*STATED TASK*
Every entry must be repeated exactly. Exclude all pictures.

*RECORDS FOR THE EXERCISE*

* * * * * * * * *

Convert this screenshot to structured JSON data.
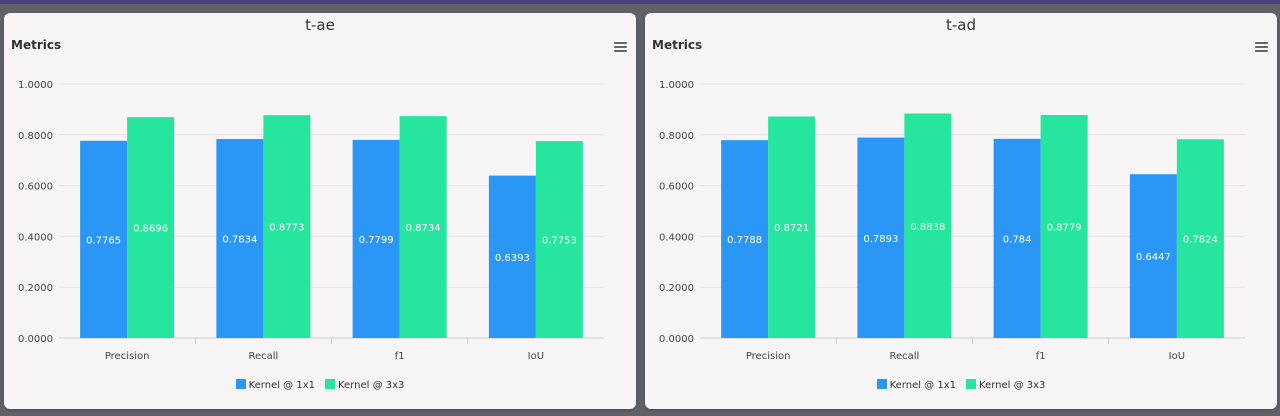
{
  "chart_data": [
    {
      "type": "bar",
      "title": "t-ae",
      "heading": "Metrics",
      "categories": [
        "Precision",
        "Recall",
        "f1",
        "IoU"
      ],
      "series": [
        {
          "name": "Kernel @ 1x1",
          "color": "#2a96f5",
          "values": [
            0.7765,
            0.7834,
            0.7799,
            0.6393
          ]
        },
        {
          "name": "Kernel @ 3x3",
          "color": "#26e59e",
          "values": [
            0.8696,
            0.8773,
            0.8734,
            0.7753
          ]
        }
      ],
      "ylim": [
        0,
        1.0
      ],
      "yticks": [
        "0.0000",
        "0.2000",
        "0.4000",
        "0.6000",
        "0.8000",
        "1.0000"
      ],
      "grid": true,
      "legend": "bottom-center"
    },
    {
      "type": "bar",
      "title": "t-ad",
      "heading": "Metrics",
      "categories": [
        "Precision",
        "Recall",
        "f1",
        "IoU"
      ],
      "series": [
        {
          "name": "Kernel @ 1x1",
          "color": "#2a96f5",
          "values": [
            0.7788,
            0.7893,
            0.784,
            0.6447
          ]
        },
        {
          "name": "Kernel @ 3x3",
          "color": "#26e59e",
          "values": [
            0.8721,
            0.8838,
            0.8779,
            0.7824
          ]
        }
      ],
      "ylim": [
        0,
        1.0
      ],
      "yticks": [
        "0.0000",
        "0.2000",
        "0.4000",
        "0.6000",
        "0.8000",
        "1.0000"
      ],
      "grid": true,
      "legend": "bottom-center"
    }
  ]
}
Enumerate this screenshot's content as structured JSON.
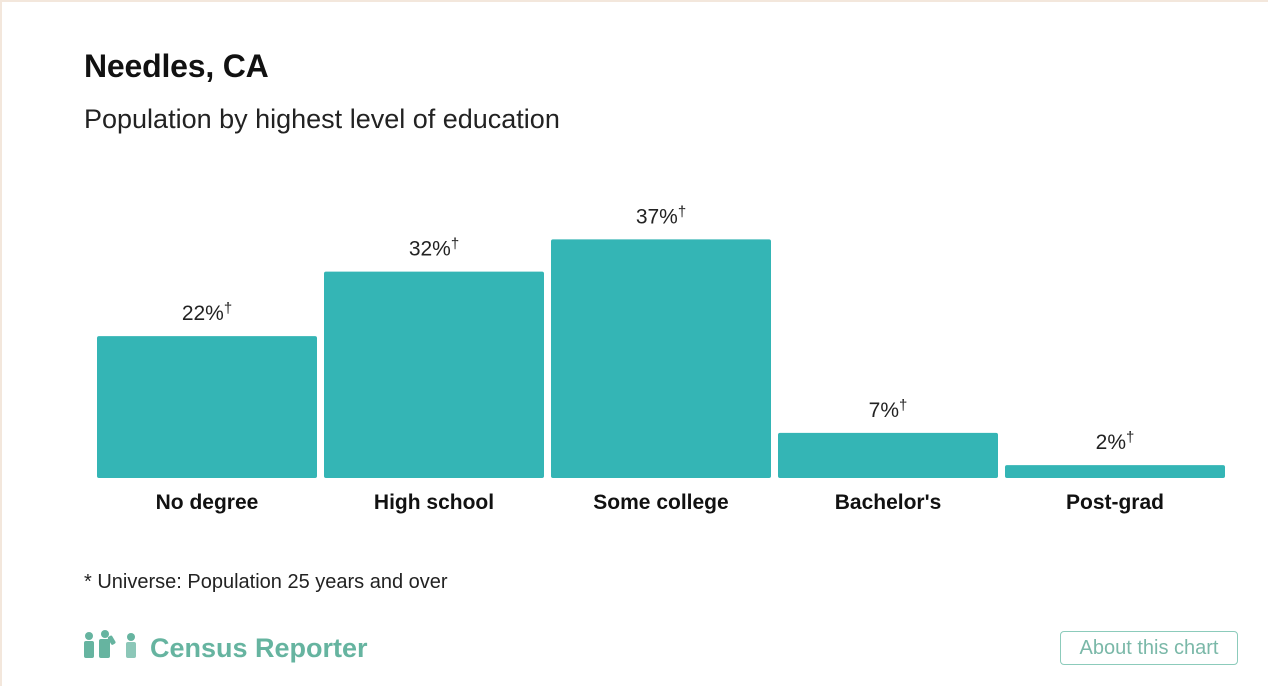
{
  "header": {
    "title": "Needles, CA",
    "subtitle": "Population by highest level of education"
  },
  "chart_data": {
    "type": "bar",
    "categories": [
      "No degree",
      "High school",
      "Some college",
      "Bachelor's",
      "Post-grad"
    ],
    "values": [
      22,
      32,
      37,
      7,
      2
    ],
    "value_labels": [
      "22%",
      "32%",
      "37%",
      "7%",
      "2%"
    ],
    "label_marker": "†",
    "bar_color": "#34b5b5",
    "ylim": [
      0,
      45
    ],
    "grid": false,
    "legend": "none"
  },
  "footer": {
    "universe_note": "* Universe: Population 25 years and over",
    "brand_name": "Census Reporter",
    "brand_color": "#66b4a0",
    "about_button": "About this chart"
  }
}
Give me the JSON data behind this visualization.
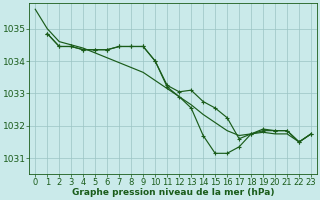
{
  "bg_color": "#caeaea",
  "grid_color": "#9cc4c4",
  "line_color": "#1a5c1a",
  "xlabel": "Graphe pression niveau de la mer (hPa)",
  "xlabel_fontsize": 6.5,
  "ylabel_fontsize": 6.5,
  "tick_fontsize": 6,
  "xlim": [
    -0.5,
    23.5
  ],
  "ylim": [
    1030.5,
    1035.8
  ],
  "yticks": [
    1031,
    1032,
    1033,
    1034,
    1035
  ],
  "xticks": [
    0,
    1,
    2,
    3,
    4,
    5,
    6,
    7,
    8,
    9,
    10,
    11,
    12,
    13,
    14,
    15,
    16,
    17,
    18,
    19,
    20,
    21,
    22,
    23
  ],
  "line1_x": [
    0,
    1,
    2,
    3,
    4,
    5,
    6,
    7,
    8,
    9,
    10,
    11,
    12,
    13,
    14,
    15,
    16,
    17,
    18,
    19,
    20,
    21,
    22,
    23
  ],
  "line1_y": [
    1035.6,
    1035.0,
    1034.6,
    1034.5,
    1034.4,
    1034.25,
    1034.1,
    1033.95,
    1033.8,
    1033.65,
    1033.4,
    1033.15,
    1032.9,
    1032.65,
    1032.35,
    1032.1,
    1031.85,
    1031.7,
    1031.75,
    1031.8,
    1031.75,
    1031.75,
    1031.5,
    1031.75
  ],
  "line2_x": [
    1,
    2,
    3,
    4,
    5,
    6,
    7,
    8,
    9,
    10,
    11,
    12,
    13,
    14,
    15,
    16,
    17,
    18,
    19,
    20,
    21,
    22,
    23
  ],
  "line2_y": [
    1034.85,
    1034.45,
    1034.45,
    1034.35,
    1034.35,
    1034.35,
    1034.45,
    1034.45,
    1034.45,
    1034.0,
    1033.25,
    1033.05,
    1033.1,
    1032.75,
    1032.55,
    1032.25,
    1031.6,
    1031.75,
    1031.9,
    1031.85,
    1031.85,
    1031.5,
    1031.75
  ],
  "line3_x": [
    1,
    2,
    3,
    4,
    5,
    6,
    7,
    8,
    9,
    10,
    11,
    12,
    13,
    14,
    15,
    16,
    17,
    18,
    19,
    20,
    21,
    22,
    23
  ],
  "line3_y": [
    1034.85,
    1034.45,
    1034.45,
    1034.35,
    1034.35,
    1034.35,
    1034.45,
    1034.45,
    1034.45,
    1034.0,
    1033.2,
    1032.9,
    1032.55,
    1031.7,
    1031.15,
    1031.15,
    1031.35,
    1031.75,
    1031.85,
    1031.85,
    1031.85,
    1031.5,
    1031.75
  ]
}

* * * * * * * * *

*THE ANSWER*
Convert this screenshot to structured JSON data.
{
  "chart_data": [
    {
      "type": "bar",
      "title": "t-ae",
      "heading": "Metrics",
      "categories": [
        "Precision",
        "Recall",
        "f1",
        "IoU"
      ],
      "series": [
        {
          "name": "Kernel @ 1x1",
          "color": "#2a96f5",
          "values": [
            0.7765,
            0.7834,
            0.7799,
            0.6393
          ]
        },
        {
          "name": "Kernel @ 3x3",
          "color": "#26e59e",
          "values": [
            0.8696,
            0.8773,
            0.8734,
            0.7753
          ]
        }
      ],
      "ylim": [
        0,
        1.0
      ],
      "yticks": [
        "0.0000",
        "0.2000",
        "0.4000",
        "0.6000",
        "0.8000",
        "1.0000"
      ],
      "grid": true,
      "legend": "bottom-center"
    },
    {
      "type": "bar",
      "title": "t-ad",
      "heading": "Metrics",
      "categories": [
        "Precision",
        "Recall",
        "f1",
        "IoU"
      ],
      "series": [
        {
          "name": "Kernel @ 1x1",
          "color": "#2a96f5",
          "values": [
            0.7788,
            0.7893,
            0.784,
            0.6447
          ]
        },
        {
          "name": "Kernel @ 3x3",
          "color": "#26e59e",
          "values": [
            0.8721,
            0.8838,
            0.8779,
            0.7824
          ]
        }
      ],
      "ylim": [
        0,
        1.0
      ],
      "yticks": [
        "0.0000",
        "0.2000",
        "0.4000",
        "0.6000",
        "0.8000",
        "1.0000"
      ],
      "grid": true,
      "legend": "bottom-center"
    }
  ]
}
Enumerate this screenshot's content as structured JSON.
{
  "header": {
    "title": "Needles, CA",
    "subtitle": "Population by highest level of education"
  },
  "chart_data": {
    "type": "bar",
    "categories": [
      "No degree",
      "High school",
      "Some college",
      "Bachelor's",
      "Post-grad"
    ],
    "values": [
      22,
      32,
      37,
      7,
      2
    ],
    "value_labels": [
      "22%",
      "32%",
      "37%",
      "7%",
      "2%"
    ],
    "label_marker": "†",
    "bar_color": "#34b5b5",
    "ylim": [
      0,
      45
    ],
    "grid": false,
    "legend": "none"
  },
  "footer": {
    "universe_note": "* Universe: Population 25 years and over",
    "brand_name": "Census Reporter",
    "brand_color": "#66b4a0",
    "about_button": "About this chart"
  }
}
Give me the JSON data behind this visualization.
{
  "bg_color": "#caeaea",
  "grid_color": "#9cc4c4",
  "line_color": "#1a5c1a",
  "xlabel": "Graphe pression niveau de la mer (hPa)",
  "xlabel_fontsize": 6.5,
  "ylabel_fontsize": 6.5,
  "tick_fontsize": 6,
  "xlim": [
    -0.5,
    23.5
  ],
  "ylim": [
    1030.5,
    1035.8
  ],
  "yticks": [
    1031,
    1032,
    1033,
    1034,
    1035
  ],
  "xticks": [
    0,
    1,
    2,
    3,
    4,
    5,
    6,
    7,
    8,
    9,
    10,
    11,
    12,
    13,
    14,
    15,
    16,
    17,
    18,
    19,
    20,
    21,
    22,
    23
  ],
  "line1_x": [
    0,
    1,
    2,
    3,
    4,
    5,
    6,
    7,
    8,
    9,
    10,
    11,
    12,
    13,
    14,
    15,
    16,
    17,
    18,
    19,
    20,
    21,
    22,
    23
  ],
  "line1_y": [
    1035.6,
    1035.0,
    1034.6,
    1034.5,
    1034.4,
    1034.25,
    1034.1,
    1033.95,
    1033.8,
    1033.65,
    1033.4,
    1033.15,
    1032.9,
    1032.65,
    1032.35,
    1032.1,
    1031.85,
    1031.7,
    1031.75,
    1031.8,
    1031.75,
    1031.75,
    1031.5,
    1031.75
  ],
  "line2_x": [
    1,
    2,
    3,
    4,
    5,
    6,
    7,
    8,
    9,
    10,
    11,
    12,
    13,
    14,
    15,
    16,
    17,
    18,
    19,
    20,
    21,
    22,
    23
  ],
  "line2_y": [
    1034.85,
    1034.45,
    1034.45,
    1034.35,
    1034.35,
    1034.35,
    1034.45,
    1034.45,
    1034.45,
    1034.0,
    1033.25,
    1033.05,
    1033.1,
    1032.75,
    1032.55,
    1032.25,
    1031.6,
    1031.75,
    1031.9,
    1031.85,
    1031.85,
    1031.5,
    1031.75
  ],
  "line3_x": [
    1,
    2,
    3,
    4,
    5,
    6,
    7,
    8,
    9,
    10,
    11,
    12,
    13,
    14,
    15,
    16,
    17,
    18,
    19,
    20,
    21,
    22,
    23
  ],
  "line3_y": [
    1034.85,
    1034.45,
    1034.45,
    1034.35,
    1034.35,
    1034.35,
    1034.45,
    1034.45,
    1034.45,
    1034.0,
    1033.2,
    1032.9,
    1032.55,
    1031.7,
    1031.15,
    1031.15,
    1031.35,
    1031.75,
    1031.85,
    1031.85,
    1031.85,
    1031.5,
    1031.75
  ]
}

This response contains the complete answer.